▶ _JOB_:
From the entries below, pull out each line where "පමණක" appears.

▶ _RECORD SET_:
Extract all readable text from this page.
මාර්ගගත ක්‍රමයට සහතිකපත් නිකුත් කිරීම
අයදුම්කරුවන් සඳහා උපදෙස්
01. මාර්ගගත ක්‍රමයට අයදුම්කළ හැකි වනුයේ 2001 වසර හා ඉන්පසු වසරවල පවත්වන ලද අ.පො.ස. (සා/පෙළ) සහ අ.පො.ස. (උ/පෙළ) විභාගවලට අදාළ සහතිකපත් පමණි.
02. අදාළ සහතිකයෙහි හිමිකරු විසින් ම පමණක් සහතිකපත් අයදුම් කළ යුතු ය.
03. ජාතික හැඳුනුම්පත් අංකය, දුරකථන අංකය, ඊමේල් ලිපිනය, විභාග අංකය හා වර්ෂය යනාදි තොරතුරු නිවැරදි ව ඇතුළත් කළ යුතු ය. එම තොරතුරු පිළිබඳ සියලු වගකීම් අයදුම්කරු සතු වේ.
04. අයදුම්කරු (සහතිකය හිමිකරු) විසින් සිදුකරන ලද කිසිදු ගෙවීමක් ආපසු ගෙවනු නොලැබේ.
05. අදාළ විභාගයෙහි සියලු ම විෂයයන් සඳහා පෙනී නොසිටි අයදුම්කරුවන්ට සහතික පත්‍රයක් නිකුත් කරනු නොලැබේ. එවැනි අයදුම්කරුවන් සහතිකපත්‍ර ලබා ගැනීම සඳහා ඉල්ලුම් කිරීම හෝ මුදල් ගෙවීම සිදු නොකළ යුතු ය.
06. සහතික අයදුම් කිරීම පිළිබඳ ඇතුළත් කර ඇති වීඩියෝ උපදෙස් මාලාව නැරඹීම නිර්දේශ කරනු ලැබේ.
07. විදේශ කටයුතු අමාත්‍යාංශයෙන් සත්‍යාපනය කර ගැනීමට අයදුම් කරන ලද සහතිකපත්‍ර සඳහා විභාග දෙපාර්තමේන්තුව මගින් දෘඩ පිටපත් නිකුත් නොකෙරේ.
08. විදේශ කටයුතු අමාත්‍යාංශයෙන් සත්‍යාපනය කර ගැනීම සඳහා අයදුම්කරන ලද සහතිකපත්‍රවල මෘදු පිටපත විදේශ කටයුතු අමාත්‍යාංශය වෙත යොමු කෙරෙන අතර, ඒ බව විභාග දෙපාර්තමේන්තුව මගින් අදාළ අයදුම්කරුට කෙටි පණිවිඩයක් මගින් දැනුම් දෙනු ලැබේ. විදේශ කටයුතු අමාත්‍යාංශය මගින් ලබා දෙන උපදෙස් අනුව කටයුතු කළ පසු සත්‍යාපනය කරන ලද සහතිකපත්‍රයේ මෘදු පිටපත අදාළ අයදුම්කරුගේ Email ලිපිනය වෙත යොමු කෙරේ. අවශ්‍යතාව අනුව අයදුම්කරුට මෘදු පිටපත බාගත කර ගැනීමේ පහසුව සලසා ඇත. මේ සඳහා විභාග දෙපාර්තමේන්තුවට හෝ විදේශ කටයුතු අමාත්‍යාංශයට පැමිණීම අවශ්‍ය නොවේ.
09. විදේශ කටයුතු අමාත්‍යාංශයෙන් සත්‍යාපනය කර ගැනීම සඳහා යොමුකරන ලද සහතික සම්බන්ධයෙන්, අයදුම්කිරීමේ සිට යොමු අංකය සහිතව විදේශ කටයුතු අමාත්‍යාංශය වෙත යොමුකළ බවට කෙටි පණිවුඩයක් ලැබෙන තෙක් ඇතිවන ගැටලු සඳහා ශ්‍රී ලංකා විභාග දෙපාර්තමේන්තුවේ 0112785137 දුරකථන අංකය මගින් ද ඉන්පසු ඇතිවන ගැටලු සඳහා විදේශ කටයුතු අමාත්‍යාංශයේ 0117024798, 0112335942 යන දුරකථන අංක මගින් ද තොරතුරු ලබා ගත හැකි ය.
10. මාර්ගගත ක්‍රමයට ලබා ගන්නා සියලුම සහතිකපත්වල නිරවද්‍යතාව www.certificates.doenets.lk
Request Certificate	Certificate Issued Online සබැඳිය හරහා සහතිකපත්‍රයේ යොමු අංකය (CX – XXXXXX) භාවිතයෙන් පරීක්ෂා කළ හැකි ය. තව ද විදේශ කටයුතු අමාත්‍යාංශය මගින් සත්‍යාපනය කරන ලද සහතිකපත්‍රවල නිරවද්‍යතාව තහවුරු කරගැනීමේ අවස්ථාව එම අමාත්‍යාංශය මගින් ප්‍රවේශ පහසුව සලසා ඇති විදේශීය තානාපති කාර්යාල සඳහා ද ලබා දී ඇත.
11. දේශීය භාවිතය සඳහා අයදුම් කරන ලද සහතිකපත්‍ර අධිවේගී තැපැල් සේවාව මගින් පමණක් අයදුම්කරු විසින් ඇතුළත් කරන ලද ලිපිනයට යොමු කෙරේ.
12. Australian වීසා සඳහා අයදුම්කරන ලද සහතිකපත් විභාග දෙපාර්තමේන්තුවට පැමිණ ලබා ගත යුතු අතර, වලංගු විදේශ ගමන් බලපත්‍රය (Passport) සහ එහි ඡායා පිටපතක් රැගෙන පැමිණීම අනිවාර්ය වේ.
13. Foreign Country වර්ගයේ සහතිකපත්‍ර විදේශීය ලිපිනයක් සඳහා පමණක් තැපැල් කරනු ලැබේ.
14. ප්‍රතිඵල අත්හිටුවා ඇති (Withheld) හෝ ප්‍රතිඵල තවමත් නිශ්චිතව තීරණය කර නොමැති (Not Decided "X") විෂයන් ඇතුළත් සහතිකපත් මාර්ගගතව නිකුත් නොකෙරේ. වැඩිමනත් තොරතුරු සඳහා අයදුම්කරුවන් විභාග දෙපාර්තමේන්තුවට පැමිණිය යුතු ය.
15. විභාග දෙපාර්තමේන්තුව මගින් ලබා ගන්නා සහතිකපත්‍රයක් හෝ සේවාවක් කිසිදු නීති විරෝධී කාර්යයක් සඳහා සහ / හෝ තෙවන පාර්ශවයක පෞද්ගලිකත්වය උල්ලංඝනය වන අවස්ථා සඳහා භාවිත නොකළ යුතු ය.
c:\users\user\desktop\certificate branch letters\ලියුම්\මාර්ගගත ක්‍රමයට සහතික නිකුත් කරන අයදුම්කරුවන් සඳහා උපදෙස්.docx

▶ _FULL SOLUTION_:
02. අදාළ සහතිකයෙහි හිමිකරු විසින් ම පමණක් සහතිකපත් අයදුම් කළ යුතු ය.
11. දේශීය භාවිතය සඳහා අයදුම් කරන ලද සහතිකපත්‍ර අධිවේගී තැපැල් සේවාව මගින් පමණක් අයදුම්කරු විසින් ඇතුළත් කරන ලද ලිපිනයට යොමු කෙරේ.
13. Foreign Country වර්ගයේ සහතිකපත්‍ර විදේශීය ලිපිනයක් සඳහා පමණක් තැපැල් කරනු ලැබේ.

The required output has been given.